- [WHAT YOU NEED TO DO]:
For the data below, work out how many lines include the string "would" and report only the number.

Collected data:
= = =
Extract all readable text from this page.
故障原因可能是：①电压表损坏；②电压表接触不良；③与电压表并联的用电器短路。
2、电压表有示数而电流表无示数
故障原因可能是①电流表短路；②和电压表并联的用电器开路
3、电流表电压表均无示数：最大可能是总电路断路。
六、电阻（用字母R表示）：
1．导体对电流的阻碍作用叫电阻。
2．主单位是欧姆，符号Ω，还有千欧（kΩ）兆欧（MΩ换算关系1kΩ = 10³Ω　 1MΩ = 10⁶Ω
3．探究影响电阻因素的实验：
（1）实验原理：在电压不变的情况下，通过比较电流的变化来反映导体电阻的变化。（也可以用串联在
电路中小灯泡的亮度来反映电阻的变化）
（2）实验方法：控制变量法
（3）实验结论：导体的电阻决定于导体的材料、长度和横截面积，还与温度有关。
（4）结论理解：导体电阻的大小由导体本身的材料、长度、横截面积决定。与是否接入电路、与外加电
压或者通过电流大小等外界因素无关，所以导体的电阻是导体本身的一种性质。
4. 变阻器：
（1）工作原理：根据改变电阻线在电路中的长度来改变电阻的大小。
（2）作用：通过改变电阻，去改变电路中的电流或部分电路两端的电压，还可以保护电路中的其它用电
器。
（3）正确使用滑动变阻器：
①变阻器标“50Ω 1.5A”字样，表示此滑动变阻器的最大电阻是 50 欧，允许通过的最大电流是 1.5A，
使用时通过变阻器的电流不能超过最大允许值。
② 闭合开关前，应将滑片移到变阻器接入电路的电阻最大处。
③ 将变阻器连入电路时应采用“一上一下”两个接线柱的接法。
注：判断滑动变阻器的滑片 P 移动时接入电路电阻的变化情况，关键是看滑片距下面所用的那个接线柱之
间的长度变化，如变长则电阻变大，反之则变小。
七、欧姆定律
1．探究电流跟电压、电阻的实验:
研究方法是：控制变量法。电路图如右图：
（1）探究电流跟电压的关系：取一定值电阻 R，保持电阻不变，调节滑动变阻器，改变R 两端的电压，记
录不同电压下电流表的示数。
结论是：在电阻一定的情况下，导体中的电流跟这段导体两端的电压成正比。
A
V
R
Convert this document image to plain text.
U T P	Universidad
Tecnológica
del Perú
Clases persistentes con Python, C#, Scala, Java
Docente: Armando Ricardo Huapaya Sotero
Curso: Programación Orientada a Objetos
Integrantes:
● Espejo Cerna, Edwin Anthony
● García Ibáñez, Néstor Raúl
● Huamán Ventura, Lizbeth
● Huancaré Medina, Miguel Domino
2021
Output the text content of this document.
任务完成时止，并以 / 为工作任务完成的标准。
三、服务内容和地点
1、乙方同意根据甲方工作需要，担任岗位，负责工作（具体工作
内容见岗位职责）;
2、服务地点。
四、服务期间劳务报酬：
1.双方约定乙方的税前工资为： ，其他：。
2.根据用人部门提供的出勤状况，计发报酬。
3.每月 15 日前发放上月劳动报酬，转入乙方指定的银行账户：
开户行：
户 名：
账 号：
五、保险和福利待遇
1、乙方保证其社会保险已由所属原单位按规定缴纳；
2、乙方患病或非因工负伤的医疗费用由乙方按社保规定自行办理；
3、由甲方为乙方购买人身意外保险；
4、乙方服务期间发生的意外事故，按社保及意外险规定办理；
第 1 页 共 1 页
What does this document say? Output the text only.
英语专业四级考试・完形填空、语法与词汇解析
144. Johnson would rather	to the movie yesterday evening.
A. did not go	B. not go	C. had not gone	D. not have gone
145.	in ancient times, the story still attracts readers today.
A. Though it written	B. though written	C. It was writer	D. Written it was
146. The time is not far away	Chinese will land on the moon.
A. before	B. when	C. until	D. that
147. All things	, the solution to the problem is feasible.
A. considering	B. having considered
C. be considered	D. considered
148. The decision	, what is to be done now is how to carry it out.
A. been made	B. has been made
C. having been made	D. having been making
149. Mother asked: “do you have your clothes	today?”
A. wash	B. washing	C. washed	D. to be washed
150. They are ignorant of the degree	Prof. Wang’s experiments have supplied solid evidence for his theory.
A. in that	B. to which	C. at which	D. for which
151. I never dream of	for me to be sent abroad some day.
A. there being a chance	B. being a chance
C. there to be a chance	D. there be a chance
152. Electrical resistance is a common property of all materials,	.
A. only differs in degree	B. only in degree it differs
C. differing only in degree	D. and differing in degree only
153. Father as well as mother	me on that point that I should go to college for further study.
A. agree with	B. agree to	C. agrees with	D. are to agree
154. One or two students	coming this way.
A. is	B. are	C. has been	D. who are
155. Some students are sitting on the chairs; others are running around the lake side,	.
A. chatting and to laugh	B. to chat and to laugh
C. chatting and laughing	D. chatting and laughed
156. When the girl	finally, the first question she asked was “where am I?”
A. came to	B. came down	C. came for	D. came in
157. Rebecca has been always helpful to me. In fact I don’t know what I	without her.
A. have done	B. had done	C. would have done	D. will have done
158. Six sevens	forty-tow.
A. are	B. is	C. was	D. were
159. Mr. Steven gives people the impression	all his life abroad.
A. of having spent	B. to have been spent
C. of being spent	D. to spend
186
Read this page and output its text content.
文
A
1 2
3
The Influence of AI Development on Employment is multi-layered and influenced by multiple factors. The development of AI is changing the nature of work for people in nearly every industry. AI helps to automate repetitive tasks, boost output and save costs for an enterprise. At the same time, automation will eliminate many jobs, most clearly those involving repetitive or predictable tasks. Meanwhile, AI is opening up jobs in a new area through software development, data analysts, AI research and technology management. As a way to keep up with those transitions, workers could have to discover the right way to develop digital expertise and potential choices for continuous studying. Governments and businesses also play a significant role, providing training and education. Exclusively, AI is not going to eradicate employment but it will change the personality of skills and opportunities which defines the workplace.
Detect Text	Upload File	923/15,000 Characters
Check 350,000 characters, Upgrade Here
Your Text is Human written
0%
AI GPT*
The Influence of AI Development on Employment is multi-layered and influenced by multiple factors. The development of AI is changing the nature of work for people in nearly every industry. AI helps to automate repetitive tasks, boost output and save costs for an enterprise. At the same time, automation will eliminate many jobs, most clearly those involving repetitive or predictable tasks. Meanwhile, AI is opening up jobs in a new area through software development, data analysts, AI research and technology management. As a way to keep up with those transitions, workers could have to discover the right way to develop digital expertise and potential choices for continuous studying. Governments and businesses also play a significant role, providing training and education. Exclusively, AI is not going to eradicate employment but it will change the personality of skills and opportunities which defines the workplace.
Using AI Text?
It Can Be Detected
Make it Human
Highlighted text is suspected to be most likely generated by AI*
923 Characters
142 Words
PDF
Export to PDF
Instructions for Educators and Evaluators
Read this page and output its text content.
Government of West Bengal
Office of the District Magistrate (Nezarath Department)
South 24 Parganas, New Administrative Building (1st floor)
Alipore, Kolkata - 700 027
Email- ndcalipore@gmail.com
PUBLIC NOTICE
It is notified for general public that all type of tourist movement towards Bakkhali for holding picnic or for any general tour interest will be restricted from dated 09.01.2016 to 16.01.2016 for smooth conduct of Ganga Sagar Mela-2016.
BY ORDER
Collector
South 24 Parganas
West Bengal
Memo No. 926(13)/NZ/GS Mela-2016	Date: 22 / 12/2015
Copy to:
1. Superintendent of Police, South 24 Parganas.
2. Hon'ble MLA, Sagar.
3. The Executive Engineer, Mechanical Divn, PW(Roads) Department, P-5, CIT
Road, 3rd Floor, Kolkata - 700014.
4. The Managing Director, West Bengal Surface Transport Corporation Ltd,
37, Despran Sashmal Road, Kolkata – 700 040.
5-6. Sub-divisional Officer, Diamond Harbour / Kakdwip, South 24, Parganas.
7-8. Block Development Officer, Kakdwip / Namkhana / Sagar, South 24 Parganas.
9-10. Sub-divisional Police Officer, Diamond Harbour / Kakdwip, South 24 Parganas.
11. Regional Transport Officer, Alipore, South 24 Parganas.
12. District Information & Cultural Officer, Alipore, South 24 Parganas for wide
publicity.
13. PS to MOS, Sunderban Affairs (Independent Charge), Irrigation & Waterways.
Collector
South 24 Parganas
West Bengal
= = =
- [ANSWER FOR THE TASK]:
2